## Begin

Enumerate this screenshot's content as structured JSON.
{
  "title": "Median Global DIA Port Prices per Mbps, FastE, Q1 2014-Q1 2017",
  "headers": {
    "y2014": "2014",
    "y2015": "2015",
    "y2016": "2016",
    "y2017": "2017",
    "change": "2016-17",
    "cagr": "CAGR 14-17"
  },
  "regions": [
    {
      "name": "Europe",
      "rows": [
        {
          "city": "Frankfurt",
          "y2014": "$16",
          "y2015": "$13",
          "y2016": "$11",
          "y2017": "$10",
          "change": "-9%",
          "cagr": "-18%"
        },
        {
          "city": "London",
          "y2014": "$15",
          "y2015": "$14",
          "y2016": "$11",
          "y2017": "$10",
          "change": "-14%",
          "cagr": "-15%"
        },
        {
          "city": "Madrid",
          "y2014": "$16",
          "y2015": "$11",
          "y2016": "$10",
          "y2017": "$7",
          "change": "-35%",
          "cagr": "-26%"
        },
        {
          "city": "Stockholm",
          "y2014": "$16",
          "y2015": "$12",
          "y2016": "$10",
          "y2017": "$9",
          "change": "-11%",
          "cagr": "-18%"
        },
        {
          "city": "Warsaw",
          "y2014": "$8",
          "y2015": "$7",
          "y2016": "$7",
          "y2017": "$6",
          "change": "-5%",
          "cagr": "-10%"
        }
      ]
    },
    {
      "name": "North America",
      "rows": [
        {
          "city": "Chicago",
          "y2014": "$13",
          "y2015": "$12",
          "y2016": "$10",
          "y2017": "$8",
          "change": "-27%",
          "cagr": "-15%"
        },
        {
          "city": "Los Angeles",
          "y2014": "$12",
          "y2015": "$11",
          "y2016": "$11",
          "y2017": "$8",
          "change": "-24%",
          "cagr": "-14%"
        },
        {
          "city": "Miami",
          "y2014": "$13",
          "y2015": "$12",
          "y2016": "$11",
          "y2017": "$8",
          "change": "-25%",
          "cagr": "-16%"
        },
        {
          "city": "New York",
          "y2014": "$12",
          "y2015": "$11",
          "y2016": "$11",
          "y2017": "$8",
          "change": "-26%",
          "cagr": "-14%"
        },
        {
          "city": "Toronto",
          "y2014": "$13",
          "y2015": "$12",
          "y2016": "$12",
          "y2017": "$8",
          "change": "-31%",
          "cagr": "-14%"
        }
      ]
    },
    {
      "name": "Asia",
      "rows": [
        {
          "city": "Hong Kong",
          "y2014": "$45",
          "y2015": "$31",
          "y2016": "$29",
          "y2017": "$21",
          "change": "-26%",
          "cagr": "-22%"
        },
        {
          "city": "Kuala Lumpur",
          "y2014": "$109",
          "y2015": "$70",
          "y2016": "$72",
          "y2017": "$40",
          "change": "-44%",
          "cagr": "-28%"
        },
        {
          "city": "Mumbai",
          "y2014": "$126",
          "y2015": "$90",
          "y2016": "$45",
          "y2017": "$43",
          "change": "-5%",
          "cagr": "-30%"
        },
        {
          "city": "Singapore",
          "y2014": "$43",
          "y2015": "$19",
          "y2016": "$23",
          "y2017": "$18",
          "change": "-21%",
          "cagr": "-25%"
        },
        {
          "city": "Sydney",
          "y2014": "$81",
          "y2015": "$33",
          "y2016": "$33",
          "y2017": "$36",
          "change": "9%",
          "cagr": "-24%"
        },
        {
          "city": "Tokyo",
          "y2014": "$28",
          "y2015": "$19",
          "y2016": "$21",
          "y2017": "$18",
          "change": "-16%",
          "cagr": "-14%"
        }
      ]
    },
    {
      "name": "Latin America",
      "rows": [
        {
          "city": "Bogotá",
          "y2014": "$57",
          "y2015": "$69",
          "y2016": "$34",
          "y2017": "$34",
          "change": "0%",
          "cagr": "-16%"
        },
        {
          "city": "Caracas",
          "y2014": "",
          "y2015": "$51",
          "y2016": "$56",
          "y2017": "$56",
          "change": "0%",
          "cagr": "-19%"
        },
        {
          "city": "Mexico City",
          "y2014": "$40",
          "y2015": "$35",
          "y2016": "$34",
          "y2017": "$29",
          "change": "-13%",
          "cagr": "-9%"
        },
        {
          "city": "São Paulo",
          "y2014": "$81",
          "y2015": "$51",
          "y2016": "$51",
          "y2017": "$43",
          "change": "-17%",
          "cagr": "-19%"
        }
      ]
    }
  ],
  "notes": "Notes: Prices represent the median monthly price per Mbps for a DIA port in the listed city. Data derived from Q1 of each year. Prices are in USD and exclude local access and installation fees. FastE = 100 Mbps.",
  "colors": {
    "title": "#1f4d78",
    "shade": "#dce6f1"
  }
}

## End

• Directions: All records above must be set down exactly, please.

• Answer to the exercise:
Enumerate this screenshot's content as structured JSON.
{
  "title": "Median Global DIA Port Prices per Mbps, FastE, Q1 2014-Q1 2017",
  "headers": {
    "y2014": "2014",
    "y2015": "2015",
    "y2016": "2016",
    "y2017": "2017",
    "change": "2016-17",
    "cagr": "CAGR 14-17"
  },
  "regions": [
    {
      "name": "Europe",
      "rows": [
        {
          "city": "Frankfurt",
          "y2014": "$16",
          "y2015": "$13",
          "y2016": "$11",
          "y2017": "$10",
          "change": "-9%",
          "cagr": "-18%"
        },
        {
          "city": "London",
          "y2014": "$15",
          "y2015": "$14",
          "y2016": "$11",
          "y2017": "$10",
          "change": "-14%",
          "cagr": "-15%"
        },
        {
          "city": "Madrid",
          "y2014": "$16",
          "y2015": "$11",
          "y2016": "$10",
          "y2017": "$7",
          "change": "-35%",
          "cagr": "-26%"
        },
        {
          "city": "Stockholm",
          "y2014": "$16",
          "y2015": "$12",
          "y2016": "$10",
          "y2017": "$9",
          "change": "-11%",
          "cagr": "-18%"
        },
        {
          "city": "Warsaw",
          "y2014": "$8",
          "y2015": "$7",
          "y2016": "$7",
          "y2017": "$6",
          "change": "-5%",
          "cagr": "-10%"
        }
      ]
    },
    {
      "name": "North America",
      "rows": [
        {
          "city": "Chicago",
          "y2014": "$13",
          "y2015": "$12",
          "y2016": "$10",
          "y2017": "$8",
          "change": "-27%",
          "cagr": "-15%"
        },
        {
          "city": "Los Angeles",
          "y2014": "$12",
          "y2015": "$11",
          "y2016": "$11",
          "y2017": "$8",
          "change": "-24%",
          "cagr": "-14%"
        },
        {
          "city": "Miami",
          "y2014": "$13",
          "y2015": "$12",
          "y2016": "$11",
          "y2017": "$8",
          "change": "-25%",
          "cagr": "-16%"
        },
        {
          "city": "New York",
          "y2014": "$12",
          "y2015": "$11",
          "y2016": "$11",
          "y2017": "$8",
          "change": "-26%",
          "cagr": "-14%"
        },
        {
          "city": "Toronto",
          "y2014": "$13",
          "y2015": "$12",
          "y2016": "$12",
          "y2017": "$8",
          "change": "-31%",
          "cagr": "-14%"
        }
      ]
    },
    {
      "name": "Asia",
      "rows": [
        {
          "city": "Hong Kong",
          "y2014": "$45",
          "y2015": "$31",
          "y2016": "$29",
          "y2017": "$21",
          "change": "-26%",
          "cagr": "-22%"
        },
        {
          "city": "Kuala Lumpur",
          "y2014": "$109",
          "y2015": "$70",
          "y2016": "$72",
          "y2017": "$40",
          "change": "-44%",
          "cagr": "-28%"
        },
        {
          "city": "Mumbai",
          "y2014": "$126",
          "y2015": "$90",
          "y2016": "$45",
          "y2017": "$43",
          "change": "-5%",
          "cagr": "-30%"
        },
        {
          "city": "Singapore",
          "y2014": "$43",
          "y2015": "$19",
          "y2016": "$23",
          "y2017": "$18",
          "change": "-21%",
          "cagr": "-25%"
        },
        {
          "city": "Sydney",
          "y2014": "$81",
          "y2015": "$33",
          "y2016": "$33",
          "y2017": "$36",
          "change": "9%",
          "cagr": "-24%"
        },
        {
          "city": "Tokyo",
          "y2014": "$28",
          "y2015": "$19",
          "y2016": "$21",
          "y2017": "$18",
          "change": "-16%",
          "cagr": "-14%"
        }
      ]
    },
    {
      "name": "Latin America",
      "rows": [
        {
          "city": "Bogotá",
          "y2014": "$57",
          "y2015": "$69",
          "y2016": "$34",
          "y2017": "$34",
          "change": "0%",
          "cagr": "-16%"
        },
        {
          "city": "Caracas",
          "y2014": "",
          "y2015": "$51",
          "y2016": "$56",
          "y2017": "$56",
          "change": "0%",
          "cagr": "-19%"
        },
        {
          "city": "Mexico City",
          "y2014": "$40",
          "y2015": "$35",
          "y2016": "$34",
          "y2017": "$29",
          "change": "-13%",
          "cagr": "-9%"
        },
        {
          "city": "São Paulo",
          "y2014": "$81",
          "y2015": "$51",
          "y2016": "$51",
          "y2017": "$43",
          "change": "-17%",
          "cagr": "-19%"
        }
      ]
    }
  ],
  "notes": "Notes: Prices represent the median monthly price per Mbps for a DIA port in the listed city. Data derived from Q1 of each year. Prices are in USD and exclude local access and installation fees. FastE = 100 Mbps.",
  "colors": {
    "title": "#1f4d78",
    "shade": "#dce6f1"
  }
}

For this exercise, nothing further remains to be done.